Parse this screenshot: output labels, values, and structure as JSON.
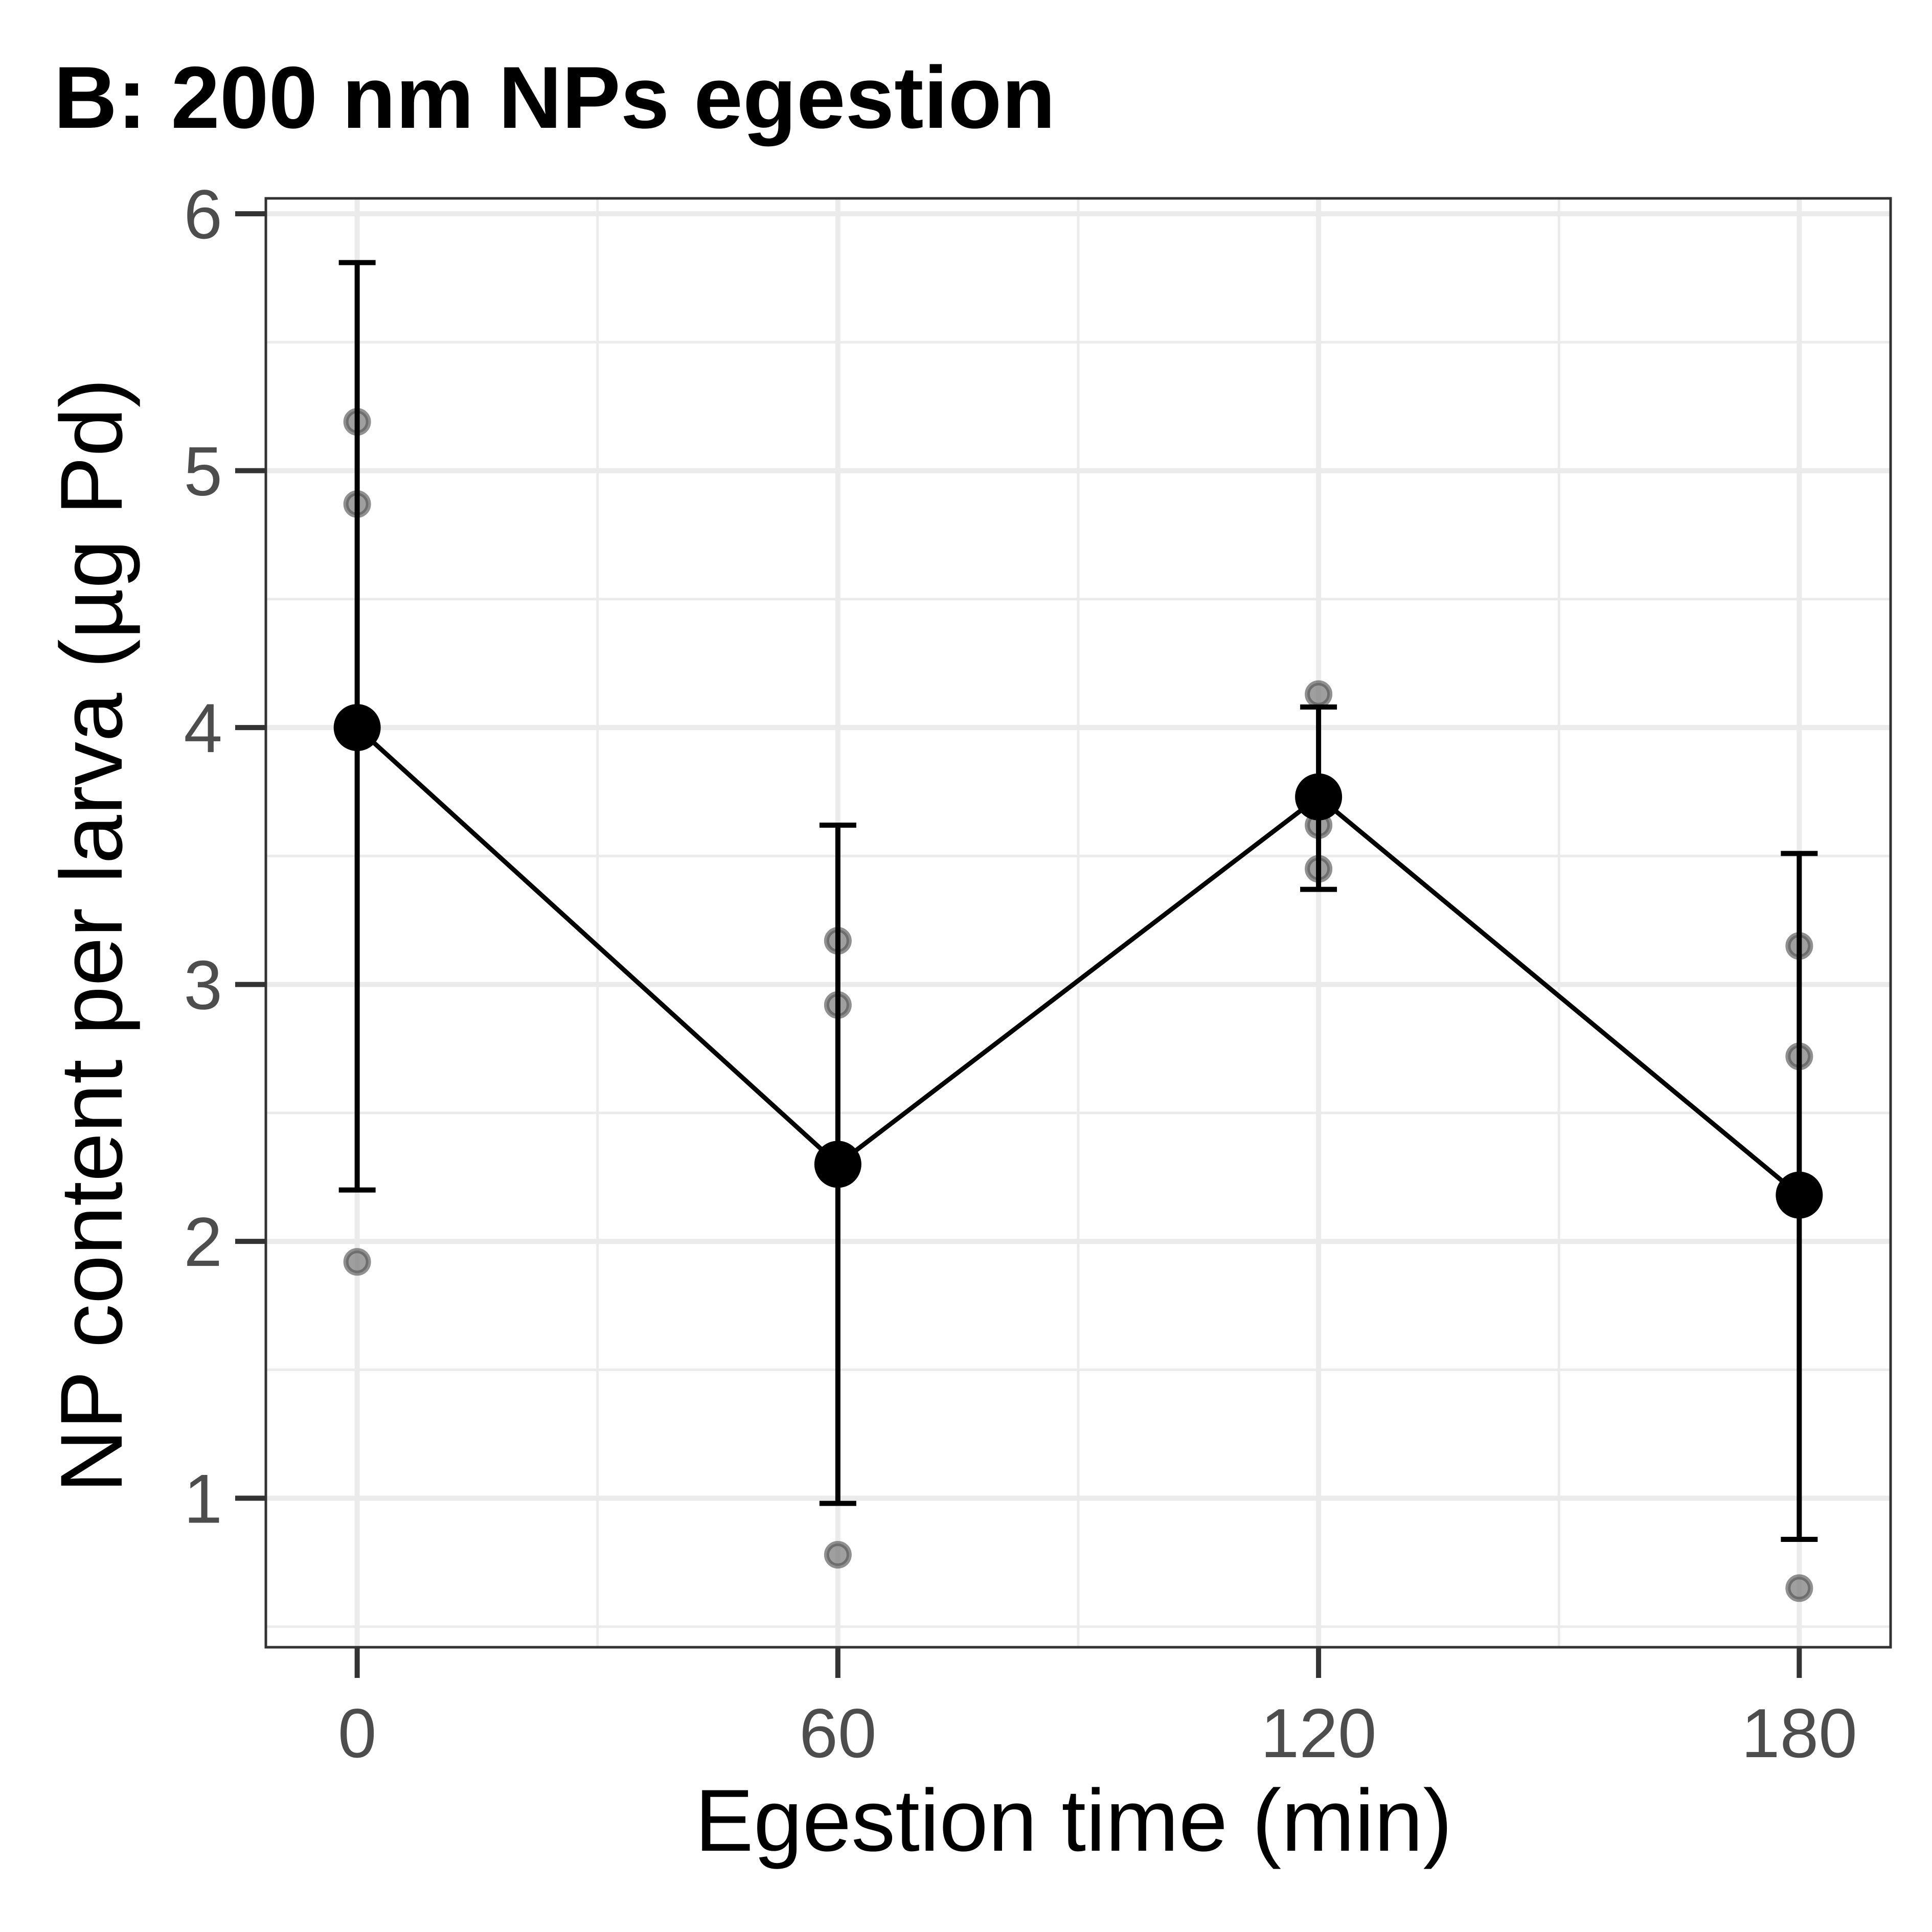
{
  "chart_data": {
    "type": "line",
    "title": "B: 200 nm NPs egestion",
    "xlabel": "Egestion time (min)",
    "ylabel": "NP content per larva (µg Pd)",
    "x": [
      0,
      60,
      120,
      180
    ],
    "x_ticks": [
      "0",
      "60",
      "120",
      "180"
    ],
    "y_ticks": [
      "1",
      "2",
      "3",
      "4",
      "5",
      "6"
    ],
    "xlim": [
      -11.4,
      191.4
    ],
    "ylim": [
      0.42,
      6.06
    ],
    "grid": true,
    "legend": "none",
    "series": [
      {
        "mean": [
          4.0,
          2.3,
          3.73,
          2.18
        ],
        "error_low": [
          2.2,
          0.98,
          3.37,
          0.84
        ],
        "error_high": [
          5.81,
          3.62,
          4.08,
          3.51
        ],
        "color": "#000000"
      }
    ],
    "replicates": [
      {
        "x": 0,
        "y": [
          5.19,
          4.87,
          1.92
        ]
      },
      {
        "x": 60,
        "y": [
          3.17,
          2.92,
          0.78
        ]
      },
      {
        "x": 120,
        "y": [
          4.13,
          3.62,
          3.45
        ]
      },
      {
        "x": 180,
        "y": [
          3.15,
          2.72,
          0.65
        ]
      }
    ],
    "colors": {
      "mean": "#000000",
      "replicate_fill": "#7f7f7f",
      "replicate_stroke": "#555555",
      "grid": "#ebebeb",
      "panel_border": "#333333",
      "tick_label": "#4d4d4d"
    }
  }
}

* * * * * * * * *

Exercise objective
Transcribe the complete set of entries verbatim. No pictures belong in the copy.

Result of the exercise
Parse this screenshot: output labels, values, and structure as JSON.
{
  "chart_data": {
    "type": "line",
    "title": "B: 200 nm NPs egestion",
    "xlabel": "Egestion time (min)",
    "ylabel": "NP content per larva (µg Pd)",
    "x": [
      0,
      60,
      120,
      180
    ],
    "x_ticks": [
      "0",
      "60",
      "120",
      "180"
    ],
    "y_ticks": [
      "1",
      "2",
      "3",
      "4",
      "5",
      "6"
    ],
    "xlim": [
      -11.4,
      191.4
    ],
    "ylim": [
      0.42,
      6.06
    ],
    "grid": true,
    "legend": "none",
    "series": [
      {
        "mean": [
          4.0,
          2.3,
          3.73,
          2.18
        ],
        "error_low": [
          2.2,
          0.98,
          3.37,
          0.84
        ],
        "error_high": [
          5.81,
          3.62,
          4.08,
          3.51
        ],
        "color": "#000000"
      }
    ],
    "replicates": [
      {
        "x": 0,
        "y": [
          5.19,
          4.87,
          1.92
        ]
      },
      {
        "x": 60,
        "y": [
          3.17,
          2.92,
          0.78
        ]
      },
      {
        "x": 120,
        "y": [
          4.13,
          3.62,
          3.45
        ]
      },
      {
        "x": 180,
        "y": [
          3.15,
          2.72,
          0.65
        ]
      }
    ],
    "colors": {
      "mean": "#000000",
      "replicate_fill": "#7f7f7f",
      "replicate_stroke": "#555555",
      "grid": "#ebebeb",
      "panel_border": "#333333",
      "tick_label": "#4d4d4d"
    }
  }
}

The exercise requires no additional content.